● **Exercise objective**
Return a copy of every line in the records that includes the word "structured".

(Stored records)
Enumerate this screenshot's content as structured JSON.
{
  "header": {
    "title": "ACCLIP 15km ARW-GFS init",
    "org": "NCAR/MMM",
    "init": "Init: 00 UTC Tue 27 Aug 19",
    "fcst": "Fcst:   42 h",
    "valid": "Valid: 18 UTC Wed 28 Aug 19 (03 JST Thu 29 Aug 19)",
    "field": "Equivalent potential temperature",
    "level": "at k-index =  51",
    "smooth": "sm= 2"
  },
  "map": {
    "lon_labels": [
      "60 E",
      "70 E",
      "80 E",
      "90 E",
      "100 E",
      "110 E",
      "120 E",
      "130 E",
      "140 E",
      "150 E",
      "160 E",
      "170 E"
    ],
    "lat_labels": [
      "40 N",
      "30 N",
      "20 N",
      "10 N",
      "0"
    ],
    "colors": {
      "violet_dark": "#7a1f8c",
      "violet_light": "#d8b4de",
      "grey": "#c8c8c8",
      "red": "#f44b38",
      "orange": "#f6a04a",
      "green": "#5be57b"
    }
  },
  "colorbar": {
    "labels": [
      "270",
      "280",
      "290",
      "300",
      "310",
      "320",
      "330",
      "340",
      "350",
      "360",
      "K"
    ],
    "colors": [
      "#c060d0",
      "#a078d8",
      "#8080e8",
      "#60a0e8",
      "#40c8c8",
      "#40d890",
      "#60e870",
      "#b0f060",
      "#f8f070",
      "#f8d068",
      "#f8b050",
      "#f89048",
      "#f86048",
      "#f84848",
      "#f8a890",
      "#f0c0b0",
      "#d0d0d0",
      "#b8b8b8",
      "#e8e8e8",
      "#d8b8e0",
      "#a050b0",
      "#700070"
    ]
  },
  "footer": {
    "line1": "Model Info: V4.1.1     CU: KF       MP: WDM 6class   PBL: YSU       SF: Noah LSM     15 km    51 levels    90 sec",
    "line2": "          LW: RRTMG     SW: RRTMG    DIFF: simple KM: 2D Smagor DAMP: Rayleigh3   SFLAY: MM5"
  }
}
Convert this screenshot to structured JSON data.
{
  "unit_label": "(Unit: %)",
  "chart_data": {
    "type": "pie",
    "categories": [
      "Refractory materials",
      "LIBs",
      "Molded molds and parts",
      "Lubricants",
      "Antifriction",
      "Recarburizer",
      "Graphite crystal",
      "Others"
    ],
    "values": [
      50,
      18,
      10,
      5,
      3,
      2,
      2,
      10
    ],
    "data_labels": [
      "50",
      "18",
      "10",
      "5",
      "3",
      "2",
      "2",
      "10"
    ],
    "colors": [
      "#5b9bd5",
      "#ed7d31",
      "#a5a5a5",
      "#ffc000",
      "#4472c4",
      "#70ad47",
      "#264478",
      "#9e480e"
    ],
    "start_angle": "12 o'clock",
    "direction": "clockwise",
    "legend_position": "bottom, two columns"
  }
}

● **Finished answer**
Enumerate this screenshot's content as structured JSON.
Convert this screenshot to structured JSON data.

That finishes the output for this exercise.